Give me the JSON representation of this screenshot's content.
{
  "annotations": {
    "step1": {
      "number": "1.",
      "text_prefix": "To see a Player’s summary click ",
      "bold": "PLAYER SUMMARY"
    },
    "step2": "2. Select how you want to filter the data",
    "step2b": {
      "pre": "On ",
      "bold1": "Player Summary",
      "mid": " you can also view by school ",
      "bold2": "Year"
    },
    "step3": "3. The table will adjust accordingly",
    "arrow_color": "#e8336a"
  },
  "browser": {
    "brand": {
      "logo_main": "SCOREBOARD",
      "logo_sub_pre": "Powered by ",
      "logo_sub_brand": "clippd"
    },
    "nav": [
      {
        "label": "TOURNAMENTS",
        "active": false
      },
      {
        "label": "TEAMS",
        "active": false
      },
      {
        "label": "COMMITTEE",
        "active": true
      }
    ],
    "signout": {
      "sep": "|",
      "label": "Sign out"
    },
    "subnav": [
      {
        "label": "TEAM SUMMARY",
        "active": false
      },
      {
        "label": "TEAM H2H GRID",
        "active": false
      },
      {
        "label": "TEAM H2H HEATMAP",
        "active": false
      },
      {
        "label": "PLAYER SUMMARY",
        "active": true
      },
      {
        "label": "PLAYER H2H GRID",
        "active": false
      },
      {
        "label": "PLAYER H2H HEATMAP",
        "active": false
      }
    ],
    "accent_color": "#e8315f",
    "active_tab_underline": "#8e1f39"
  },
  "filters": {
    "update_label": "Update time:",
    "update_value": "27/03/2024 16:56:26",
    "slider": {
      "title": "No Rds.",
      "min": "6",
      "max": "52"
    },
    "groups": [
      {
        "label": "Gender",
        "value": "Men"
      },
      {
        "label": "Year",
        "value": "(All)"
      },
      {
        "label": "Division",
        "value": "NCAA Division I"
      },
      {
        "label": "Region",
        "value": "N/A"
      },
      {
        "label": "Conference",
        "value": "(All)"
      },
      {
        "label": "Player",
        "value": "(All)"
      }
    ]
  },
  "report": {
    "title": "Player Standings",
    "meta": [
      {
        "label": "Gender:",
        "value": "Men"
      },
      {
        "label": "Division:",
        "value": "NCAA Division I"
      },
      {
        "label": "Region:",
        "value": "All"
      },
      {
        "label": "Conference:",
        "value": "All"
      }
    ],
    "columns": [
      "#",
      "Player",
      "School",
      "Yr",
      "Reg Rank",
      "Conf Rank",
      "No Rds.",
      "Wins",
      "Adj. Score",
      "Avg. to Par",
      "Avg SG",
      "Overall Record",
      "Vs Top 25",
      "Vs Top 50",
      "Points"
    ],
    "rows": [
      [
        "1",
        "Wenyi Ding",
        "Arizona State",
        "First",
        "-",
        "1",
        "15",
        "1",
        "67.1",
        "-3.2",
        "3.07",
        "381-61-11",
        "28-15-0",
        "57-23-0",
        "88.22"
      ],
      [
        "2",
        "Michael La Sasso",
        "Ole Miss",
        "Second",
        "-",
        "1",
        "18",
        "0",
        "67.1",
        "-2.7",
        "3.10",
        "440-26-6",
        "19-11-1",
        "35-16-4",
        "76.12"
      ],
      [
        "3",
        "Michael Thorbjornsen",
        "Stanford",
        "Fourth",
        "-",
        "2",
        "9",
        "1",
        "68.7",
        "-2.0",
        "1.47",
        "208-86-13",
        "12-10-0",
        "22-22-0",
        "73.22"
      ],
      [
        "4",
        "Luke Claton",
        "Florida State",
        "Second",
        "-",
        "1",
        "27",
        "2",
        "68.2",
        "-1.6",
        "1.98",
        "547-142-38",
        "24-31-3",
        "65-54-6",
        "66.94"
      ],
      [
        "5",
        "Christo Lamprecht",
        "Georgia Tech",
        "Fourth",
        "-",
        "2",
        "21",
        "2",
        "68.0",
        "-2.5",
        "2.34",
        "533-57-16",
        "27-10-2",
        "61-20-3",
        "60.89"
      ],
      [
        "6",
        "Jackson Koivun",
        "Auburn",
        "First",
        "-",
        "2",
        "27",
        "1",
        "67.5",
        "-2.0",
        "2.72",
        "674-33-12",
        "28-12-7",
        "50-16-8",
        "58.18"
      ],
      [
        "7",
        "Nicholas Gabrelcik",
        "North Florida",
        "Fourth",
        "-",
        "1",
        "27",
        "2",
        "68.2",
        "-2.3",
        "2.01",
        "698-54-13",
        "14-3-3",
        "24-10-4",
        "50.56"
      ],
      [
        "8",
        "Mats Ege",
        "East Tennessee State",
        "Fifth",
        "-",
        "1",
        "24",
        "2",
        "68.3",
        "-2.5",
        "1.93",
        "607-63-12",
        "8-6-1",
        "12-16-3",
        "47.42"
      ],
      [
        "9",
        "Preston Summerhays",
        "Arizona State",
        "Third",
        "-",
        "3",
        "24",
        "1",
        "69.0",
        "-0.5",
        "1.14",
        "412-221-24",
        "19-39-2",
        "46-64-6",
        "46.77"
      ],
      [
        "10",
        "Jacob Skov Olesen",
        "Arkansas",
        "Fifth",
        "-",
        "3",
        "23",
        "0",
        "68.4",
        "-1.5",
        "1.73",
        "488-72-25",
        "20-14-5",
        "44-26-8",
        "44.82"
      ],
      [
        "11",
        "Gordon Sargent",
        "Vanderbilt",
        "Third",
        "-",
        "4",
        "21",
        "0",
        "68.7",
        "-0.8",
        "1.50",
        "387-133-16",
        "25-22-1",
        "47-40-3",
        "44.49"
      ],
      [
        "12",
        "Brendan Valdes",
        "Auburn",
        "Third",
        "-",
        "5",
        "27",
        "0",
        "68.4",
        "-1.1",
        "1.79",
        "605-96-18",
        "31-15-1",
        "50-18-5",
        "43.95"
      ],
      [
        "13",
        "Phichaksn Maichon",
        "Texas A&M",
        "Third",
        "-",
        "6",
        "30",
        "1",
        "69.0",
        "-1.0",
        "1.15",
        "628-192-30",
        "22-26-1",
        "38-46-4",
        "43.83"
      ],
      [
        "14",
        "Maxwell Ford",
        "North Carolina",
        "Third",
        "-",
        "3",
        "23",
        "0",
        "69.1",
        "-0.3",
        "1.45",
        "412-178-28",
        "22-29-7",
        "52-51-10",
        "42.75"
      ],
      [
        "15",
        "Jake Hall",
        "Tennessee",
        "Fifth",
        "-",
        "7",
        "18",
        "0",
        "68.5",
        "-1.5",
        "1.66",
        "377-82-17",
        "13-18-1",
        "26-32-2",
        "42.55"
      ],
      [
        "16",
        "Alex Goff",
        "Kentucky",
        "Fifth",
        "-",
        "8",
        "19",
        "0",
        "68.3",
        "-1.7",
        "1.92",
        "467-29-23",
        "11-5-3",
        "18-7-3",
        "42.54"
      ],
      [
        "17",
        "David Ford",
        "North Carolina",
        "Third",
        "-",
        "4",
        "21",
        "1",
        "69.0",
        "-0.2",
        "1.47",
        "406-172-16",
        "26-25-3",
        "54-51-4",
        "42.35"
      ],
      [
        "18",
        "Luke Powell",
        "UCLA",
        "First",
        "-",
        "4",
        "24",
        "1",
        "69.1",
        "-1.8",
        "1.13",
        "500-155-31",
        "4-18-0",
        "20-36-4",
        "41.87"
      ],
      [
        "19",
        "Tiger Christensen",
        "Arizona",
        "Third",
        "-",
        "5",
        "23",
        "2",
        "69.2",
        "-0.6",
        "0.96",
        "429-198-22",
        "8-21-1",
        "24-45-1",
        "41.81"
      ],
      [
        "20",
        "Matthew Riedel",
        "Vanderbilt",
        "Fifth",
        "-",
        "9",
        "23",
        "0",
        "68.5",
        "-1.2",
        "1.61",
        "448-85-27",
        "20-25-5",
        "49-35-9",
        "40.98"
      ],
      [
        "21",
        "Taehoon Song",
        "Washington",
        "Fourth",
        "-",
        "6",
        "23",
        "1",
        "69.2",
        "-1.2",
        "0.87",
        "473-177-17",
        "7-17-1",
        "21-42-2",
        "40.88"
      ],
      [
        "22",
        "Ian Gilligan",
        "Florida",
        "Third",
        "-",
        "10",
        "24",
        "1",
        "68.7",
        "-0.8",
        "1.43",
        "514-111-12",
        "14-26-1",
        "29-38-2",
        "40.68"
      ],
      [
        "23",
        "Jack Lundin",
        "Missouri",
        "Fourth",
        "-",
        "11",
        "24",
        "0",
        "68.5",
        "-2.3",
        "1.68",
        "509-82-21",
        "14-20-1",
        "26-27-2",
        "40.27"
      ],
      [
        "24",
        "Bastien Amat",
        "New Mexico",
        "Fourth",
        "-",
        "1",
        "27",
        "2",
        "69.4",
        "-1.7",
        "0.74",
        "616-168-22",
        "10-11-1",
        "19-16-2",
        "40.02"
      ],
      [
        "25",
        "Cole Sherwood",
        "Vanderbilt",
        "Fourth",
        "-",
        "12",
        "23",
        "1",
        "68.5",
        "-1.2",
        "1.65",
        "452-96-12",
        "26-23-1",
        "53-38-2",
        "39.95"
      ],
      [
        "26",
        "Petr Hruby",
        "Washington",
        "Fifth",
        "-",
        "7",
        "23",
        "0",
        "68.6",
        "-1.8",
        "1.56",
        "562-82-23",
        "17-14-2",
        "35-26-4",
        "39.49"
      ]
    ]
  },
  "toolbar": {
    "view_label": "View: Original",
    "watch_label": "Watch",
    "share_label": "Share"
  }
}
----------------------------------------
WRITTEN REQUEST:
Copy each line above containing the string "Division".

SOLUTION TO THE PROBLEM:
        "label": "Division",
        "value": "NCAA Division I"
        "label": "Division:",
        "value": "NCAA Division I"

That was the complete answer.